» Material shown:
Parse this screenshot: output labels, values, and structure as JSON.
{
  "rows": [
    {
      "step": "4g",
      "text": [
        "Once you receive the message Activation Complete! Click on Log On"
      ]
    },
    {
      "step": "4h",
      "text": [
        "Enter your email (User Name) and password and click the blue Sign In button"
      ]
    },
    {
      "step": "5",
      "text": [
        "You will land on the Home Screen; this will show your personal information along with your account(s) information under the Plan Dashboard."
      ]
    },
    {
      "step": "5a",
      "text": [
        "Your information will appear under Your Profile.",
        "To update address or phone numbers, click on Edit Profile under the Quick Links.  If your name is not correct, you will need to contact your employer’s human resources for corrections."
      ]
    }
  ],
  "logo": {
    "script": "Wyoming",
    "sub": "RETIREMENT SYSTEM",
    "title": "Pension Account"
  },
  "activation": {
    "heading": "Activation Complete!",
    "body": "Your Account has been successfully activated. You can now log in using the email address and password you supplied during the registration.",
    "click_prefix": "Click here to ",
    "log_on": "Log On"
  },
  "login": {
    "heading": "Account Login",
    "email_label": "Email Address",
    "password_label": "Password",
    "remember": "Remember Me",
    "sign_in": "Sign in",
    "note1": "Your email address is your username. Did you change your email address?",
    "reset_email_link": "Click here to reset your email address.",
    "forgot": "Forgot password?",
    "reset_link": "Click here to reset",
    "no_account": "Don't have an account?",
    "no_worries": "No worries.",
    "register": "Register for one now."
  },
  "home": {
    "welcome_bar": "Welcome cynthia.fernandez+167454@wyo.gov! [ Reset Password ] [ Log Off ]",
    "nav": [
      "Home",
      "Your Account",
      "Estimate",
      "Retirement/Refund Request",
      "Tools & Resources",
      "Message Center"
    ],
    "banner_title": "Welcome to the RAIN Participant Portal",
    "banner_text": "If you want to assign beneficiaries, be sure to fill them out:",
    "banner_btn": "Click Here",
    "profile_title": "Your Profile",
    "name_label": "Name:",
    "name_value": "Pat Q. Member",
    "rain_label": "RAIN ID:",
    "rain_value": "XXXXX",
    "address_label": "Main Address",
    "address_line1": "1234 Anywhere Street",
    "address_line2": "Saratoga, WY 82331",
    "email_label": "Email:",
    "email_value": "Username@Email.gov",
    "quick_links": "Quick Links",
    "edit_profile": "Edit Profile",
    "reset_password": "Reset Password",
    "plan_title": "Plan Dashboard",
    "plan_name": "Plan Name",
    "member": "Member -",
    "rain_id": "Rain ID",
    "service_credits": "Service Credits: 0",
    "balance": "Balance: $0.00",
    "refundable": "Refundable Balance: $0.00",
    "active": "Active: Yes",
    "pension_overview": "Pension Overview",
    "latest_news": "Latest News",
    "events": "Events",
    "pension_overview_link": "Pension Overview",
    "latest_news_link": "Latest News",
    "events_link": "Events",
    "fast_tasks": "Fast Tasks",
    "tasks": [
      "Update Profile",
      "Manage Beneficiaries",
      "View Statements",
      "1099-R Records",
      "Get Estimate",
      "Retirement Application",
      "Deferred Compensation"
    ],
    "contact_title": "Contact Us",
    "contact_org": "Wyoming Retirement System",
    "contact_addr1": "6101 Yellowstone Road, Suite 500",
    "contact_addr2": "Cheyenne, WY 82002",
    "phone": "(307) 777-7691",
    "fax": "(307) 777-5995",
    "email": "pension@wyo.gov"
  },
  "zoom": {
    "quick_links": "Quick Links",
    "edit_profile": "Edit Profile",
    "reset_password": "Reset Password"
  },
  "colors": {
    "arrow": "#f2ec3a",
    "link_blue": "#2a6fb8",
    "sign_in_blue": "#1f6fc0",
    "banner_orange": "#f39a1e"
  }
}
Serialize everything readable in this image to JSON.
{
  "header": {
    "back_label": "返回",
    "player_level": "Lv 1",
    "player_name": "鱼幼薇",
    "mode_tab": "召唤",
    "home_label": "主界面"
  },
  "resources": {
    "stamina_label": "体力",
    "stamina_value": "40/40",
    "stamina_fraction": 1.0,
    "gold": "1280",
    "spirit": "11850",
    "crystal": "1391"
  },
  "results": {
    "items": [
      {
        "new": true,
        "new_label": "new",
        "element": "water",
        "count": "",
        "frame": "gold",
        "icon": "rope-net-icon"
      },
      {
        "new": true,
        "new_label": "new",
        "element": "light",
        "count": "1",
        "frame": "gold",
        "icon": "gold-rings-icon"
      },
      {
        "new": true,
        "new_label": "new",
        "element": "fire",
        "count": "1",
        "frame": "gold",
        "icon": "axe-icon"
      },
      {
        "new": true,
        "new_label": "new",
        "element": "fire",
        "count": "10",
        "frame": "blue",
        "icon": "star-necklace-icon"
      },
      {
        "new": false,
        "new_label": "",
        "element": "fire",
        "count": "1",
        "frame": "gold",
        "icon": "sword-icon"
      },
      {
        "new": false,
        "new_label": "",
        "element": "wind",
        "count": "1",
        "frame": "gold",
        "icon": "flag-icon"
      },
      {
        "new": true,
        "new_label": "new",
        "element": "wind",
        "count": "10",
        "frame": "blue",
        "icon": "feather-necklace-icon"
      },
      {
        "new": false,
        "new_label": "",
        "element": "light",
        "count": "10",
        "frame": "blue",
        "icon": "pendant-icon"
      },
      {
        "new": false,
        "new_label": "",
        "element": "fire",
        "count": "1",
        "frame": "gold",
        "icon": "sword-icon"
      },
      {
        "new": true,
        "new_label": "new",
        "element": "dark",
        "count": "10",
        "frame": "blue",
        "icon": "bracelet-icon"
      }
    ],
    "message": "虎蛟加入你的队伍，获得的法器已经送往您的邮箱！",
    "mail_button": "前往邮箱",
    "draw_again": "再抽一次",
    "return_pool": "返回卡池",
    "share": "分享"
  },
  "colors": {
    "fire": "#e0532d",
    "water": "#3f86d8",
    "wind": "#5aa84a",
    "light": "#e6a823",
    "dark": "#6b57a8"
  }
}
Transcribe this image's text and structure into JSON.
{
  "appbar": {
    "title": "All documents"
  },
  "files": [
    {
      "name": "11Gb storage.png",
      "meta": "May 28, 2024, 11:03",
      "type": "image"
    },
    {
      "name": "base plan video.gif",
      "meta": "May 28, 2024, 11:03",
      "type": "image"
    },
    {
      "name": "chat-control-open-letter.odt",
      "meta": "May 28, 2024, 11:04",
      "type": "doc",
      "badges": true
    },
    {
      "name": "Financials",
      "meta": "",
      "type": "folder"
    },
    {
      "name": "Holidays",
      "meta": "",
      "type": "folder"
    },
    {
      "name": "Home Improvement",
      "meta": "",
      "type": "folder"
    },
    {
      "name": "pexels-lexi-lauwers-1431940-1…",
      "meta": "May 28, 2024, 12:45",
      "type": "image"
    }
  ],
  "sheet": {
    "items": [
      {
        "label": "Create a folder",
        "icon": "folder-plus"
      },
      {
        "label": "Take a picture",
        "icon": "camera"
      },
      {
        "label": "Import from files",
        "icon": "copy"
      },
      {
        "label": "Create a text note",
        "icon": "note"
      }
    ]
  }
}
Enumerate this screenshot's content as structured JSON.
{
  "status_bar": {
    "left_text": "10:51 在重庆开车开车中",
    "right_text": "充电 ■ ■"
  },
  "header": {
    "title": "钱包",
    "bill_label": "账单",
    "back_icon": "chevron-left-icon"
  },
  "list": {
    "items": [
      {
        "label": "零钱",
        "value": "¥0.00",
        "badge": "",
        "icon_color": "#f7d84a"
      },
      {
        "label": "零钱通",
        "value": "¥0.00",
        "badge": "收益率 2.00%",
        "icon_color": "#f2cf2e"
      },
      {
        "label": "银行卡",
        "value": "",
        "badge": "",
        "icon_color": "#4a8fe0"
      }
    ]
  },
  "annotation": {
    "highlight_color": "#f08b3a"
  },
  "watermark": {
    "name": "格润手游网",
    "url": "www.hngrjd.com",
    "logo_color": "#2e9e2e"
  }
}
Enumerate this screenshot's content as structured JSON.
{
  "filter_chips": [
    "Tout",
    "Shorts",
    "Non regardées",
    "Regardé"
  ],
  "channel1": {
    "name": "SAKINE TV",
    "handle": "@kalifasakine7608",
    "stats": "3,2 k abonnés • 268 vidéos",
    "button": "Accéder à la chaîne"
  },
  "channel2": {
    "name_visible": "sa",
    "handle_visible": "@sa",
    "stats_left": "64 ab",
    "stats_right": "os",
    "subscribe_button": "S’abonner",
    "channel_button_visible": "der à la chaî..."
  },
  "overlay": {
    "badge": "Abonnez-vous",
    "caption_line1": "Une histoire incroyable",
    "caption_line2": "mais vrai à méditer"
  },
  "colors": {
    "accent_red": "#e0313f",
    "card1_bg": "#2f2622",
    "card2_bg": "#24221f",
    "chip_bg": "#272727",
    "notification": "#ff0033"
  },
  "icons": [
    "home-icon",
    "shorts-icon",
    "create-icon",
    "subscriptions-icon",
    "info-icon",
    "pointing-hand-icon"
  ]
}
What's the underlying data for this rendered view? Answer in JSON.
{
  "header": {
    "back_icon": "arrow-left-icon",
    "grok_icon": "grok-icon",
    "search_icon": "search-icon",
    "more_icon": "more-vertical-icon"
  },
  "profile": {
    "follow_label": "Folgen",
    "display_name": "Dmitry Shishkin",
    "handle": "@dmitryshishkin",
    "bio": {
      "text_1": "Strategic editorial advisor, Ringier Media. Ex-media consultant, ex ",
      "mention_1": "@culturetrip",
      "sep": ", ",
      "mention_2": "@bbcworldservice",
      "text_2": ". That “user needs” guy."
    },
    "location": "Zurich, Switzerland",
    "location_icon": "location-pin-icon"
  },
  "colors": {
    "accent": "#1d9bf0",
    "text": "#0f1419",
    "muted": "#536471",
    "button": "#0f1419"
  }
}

» Exercise details: Copy all lines from the listing that contain "necklace".

» The output:
        "icon": "star-necklace-icon"
        "icon": "feather-necklace-icon"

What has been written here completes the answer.